_PROBLEM_
Reproduce this listing in full.

_EXCERPTED DATA_
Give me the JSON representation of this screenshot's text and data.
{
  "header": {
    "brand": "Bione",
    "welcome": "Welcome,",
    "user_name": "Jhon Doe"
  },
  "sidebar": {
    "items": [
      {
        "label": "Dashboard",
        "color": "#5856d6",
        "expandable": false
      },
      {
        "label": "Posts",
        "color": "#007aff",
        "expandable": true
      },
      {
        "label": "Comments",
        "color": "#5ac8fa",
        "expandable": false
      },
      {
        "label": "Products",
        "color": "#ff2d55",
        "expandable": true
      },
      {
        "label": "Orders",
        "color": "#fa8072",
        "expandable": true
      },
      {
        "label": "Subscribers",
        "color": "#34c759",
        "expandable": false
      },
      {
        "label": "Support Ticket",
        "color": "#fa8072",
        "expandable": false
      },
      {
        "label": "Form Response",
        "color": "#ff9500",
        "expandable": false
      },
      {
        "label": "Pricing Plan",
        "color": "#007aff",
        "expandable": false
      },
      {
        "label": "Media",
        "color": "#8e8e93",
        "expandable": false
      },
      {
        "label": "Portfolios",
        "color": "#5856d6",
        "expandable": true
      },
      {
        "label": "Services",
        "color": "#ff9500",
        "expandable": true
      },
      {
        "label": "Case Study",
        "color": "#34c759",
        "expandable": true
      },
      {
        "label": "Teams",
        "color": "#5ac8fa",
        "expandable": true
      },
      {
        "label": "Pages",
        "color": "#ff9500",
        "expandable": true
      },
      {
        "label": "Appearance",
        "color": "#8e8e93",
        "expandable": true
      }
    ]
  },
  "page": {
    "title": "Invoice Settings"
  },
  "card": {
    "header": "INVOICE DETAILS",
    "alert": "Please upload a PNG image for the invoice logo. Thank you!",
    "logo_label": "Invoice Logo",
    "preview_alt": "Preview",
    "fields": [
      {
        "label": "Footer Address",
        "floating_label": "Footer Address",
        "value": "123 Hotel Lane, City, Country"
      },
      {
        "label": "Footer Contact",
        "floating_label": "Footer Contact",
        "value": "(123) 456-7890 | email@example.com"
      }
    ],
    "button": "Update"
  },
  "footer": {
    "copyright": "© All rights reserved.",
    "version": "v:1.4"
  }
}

_EXPECTED ANSWER_
Give me the JSON representation of this screenshot's text and data.
{
  "header": {
    "brand": "Bione",
    "welcome": "Welcome,",
    "user_name": "Jhon Doe"
  },
  "sidebar": {
    "items": [
      {
        "label": "Dashboard",
        "color": "#5856d6",
        "expandable": false
      },
      {
        "label": "Posts",
        "color": "#007aff",
        "expandable": true
      },
      {
        "label": "Comments",
        "color": "#5ac8fa",
        "expandable": false
      },
      {
        "label": "Products",
        "color": "#ff2d55",
        "expandable": true
      },
      {
        "label": "Orders",
        "color": "#fa8072",
        "expandable": true
      },
      {
        "label": "Subscribers",
        "color": "#34c759",
        "expandable": false
      },
      {
        "label": "Support Ticket",
        "color": "#fa8072",
        "expandable": false
      },
      {
        "label": "Form Response",
        "color": "#ff9500",
        "expandable": false
      },
      {
        "label": "Pricing Plan",
        "color": "#007aff",
        "expandable": false
      },
      {
        "label": "Media",
        "color": "#8e8e93",
        "expandable": false
      },
      {
        "label": "Portfolios",
        "color": "#5856d6",
        "expandable": true
      },
      {
        "label": "Services",
        "color": "#ff9500",
        "expandable": true
      },
      {
        "label": "Case Study",
        "color": "#34c759",
        "expandable": true
      },
      {
        "label": "Teams",
        "color": "#5ac8fa",
        "expandable": true
      },
      {
        "label": "Pages",
        "color": "#ff9500",
        "expandable": true
      },
      {
        "label": "Appearance",
        "color": "#8e8e93",
        "expandable": true
      }
    ]
  },
  "page": {
    "title": "Invoice Settings"
  },
  "card": {
    "header": "INVOICE DETAILS",
    "alert": "Please upload a PNG image for the invoice logo. Thank you!",
    "logo_label": "Invoice Logo",
    "preview_alt": "Preview",
    "fields": [
      {
        "label": "Footer Address",
        "floating_label": "Footer Address",
        "value": "123 Hotel Lane, City, Country"
      },
      {
        "label": "Footer Contact",
        "floating_label": "Footer Contact",
        "value": "(123) 456-7890 | email@example.com"
      }
    ],
    "button": "Update"
  },
  "footer": {
    "copyright": "© All rights reserved.",
    "version": "v:1.4"
  }
}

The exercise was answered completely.